> TASK PROMPT: Below are the records; locate each line with the word "increase" and copy it.

> TASK MATERIAL:
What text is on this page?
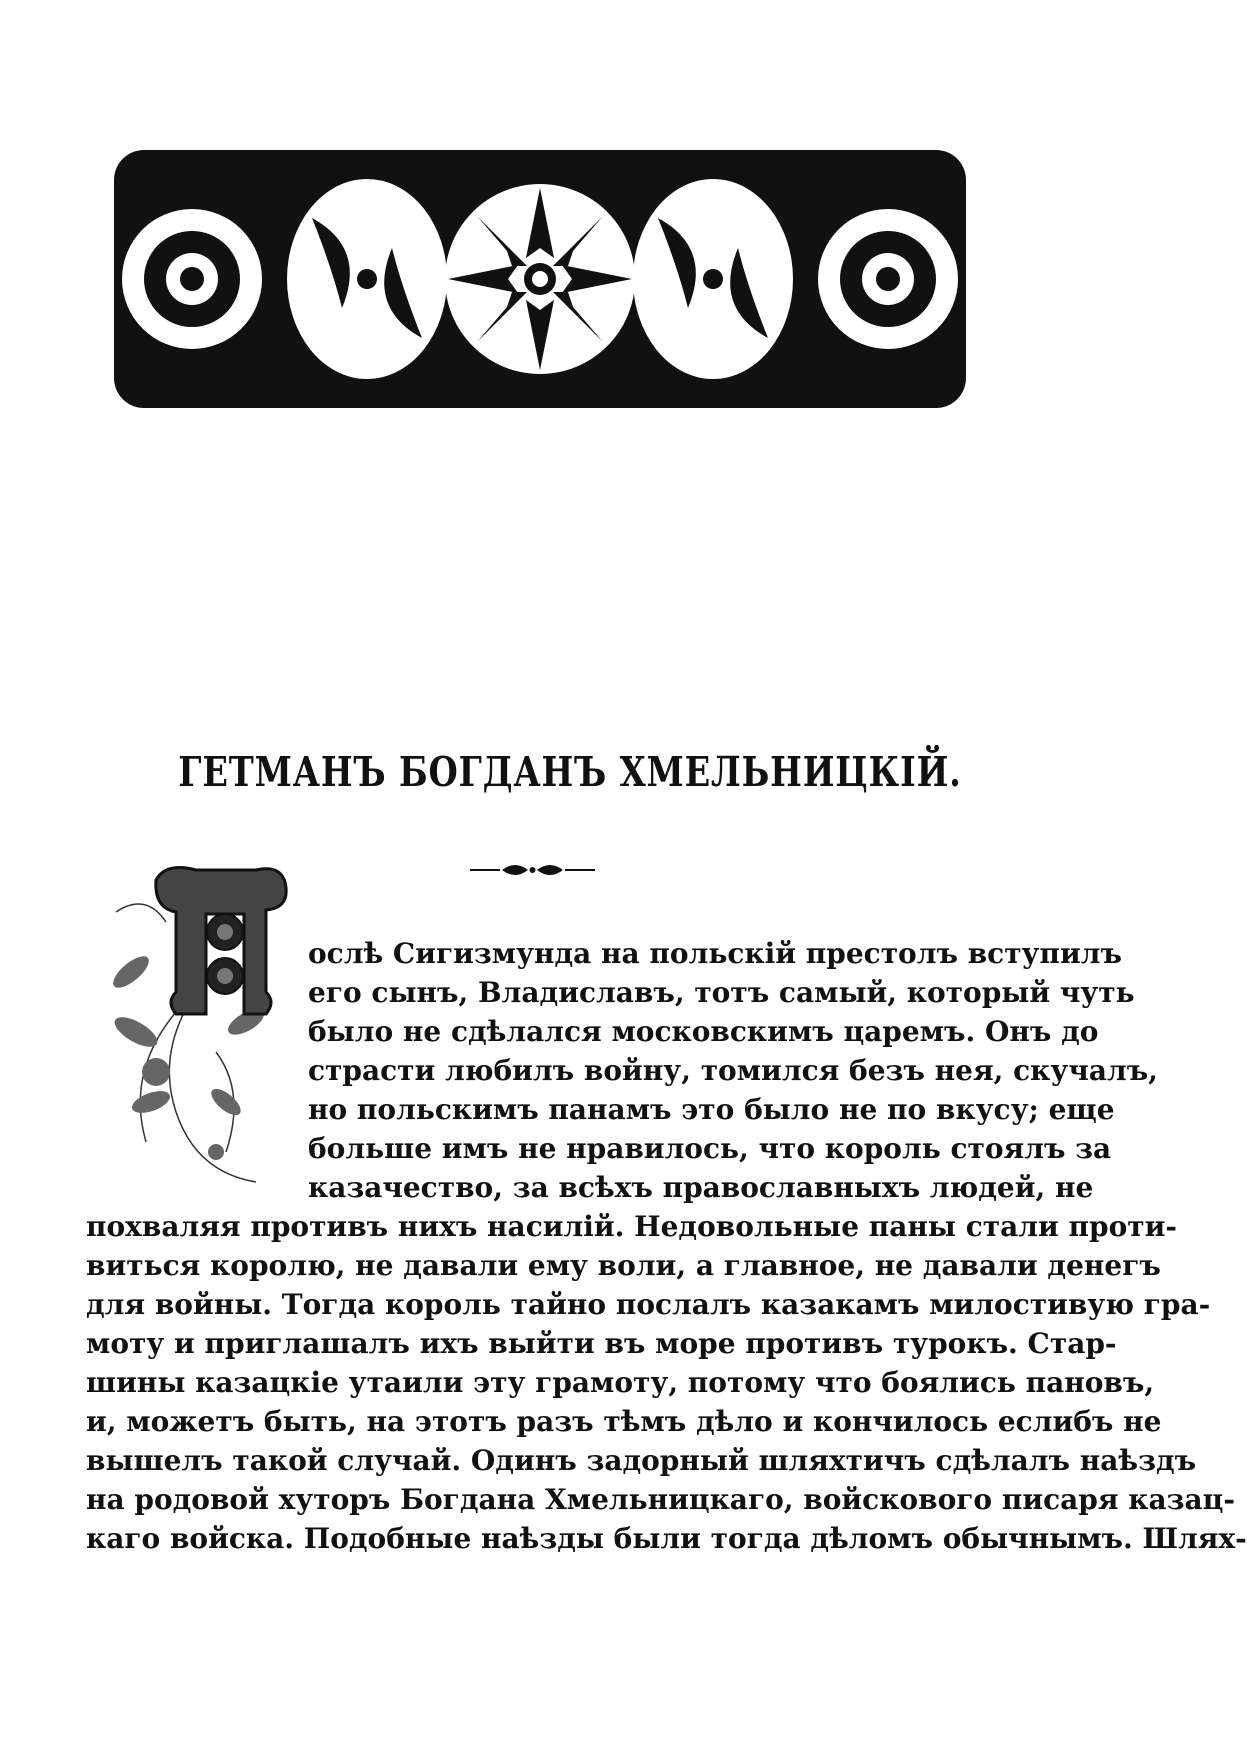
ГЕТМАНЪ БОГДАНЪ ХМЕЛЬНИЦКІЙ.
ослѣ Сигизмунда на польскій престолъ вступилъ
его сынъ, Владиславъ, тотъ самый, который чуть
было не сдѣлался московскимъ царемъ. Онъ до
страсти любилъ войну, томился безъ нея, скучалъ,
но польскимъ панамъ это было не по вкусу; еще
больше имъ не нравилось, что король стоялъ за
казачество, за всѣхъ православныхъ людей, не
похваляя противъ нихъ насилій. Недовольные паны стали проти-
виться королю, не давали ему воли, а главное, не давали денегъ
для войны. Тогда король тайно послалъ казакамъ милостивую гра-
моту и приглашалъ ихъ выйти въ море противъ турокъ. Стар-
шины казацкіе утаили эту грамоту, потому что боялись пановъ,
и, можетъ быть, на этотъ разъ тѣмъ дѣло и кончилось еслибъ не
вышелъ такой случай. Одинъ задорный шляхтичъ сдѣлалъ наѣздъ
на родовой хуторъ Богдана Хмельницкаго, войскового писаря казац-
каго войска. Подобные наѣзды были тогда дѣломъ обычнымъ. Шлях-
* * *
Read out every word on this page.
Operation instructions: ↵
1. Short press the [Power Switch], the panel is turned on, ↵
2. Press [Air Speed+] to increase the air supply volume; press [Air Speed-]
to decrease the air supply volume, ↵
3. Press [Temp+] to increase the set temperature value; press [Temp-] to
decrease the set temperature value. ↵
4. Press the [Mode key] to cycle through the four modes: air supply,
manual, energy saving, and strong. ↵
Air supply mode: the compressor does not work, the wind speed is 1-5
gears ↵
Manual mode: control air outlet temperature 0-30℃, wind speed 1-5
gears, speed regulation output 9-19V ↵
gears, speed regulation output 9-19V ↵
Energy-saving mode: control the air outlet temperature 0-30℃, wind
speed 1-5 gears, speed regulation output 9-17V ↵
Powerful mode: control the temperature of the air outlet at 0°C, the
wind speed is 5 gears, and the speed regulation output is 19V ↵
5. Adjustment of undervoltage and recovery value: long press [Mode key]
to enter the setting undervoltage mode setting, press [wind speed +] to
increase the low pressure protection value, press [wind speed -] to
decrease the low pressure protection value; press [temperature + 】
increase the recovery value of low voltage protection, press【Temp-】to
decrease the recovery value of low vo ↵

> ANSWER IN FULL:
2. Press [Air Speed+] to increase the air supply volume; press [Air Speed-]
3. Press [Temp+] to increase the set temperature value; press [Temp-] to
increase the low pressure protection value, press [wind speed -] to
increase the recovery value of low voltage protection, press【Temp-】to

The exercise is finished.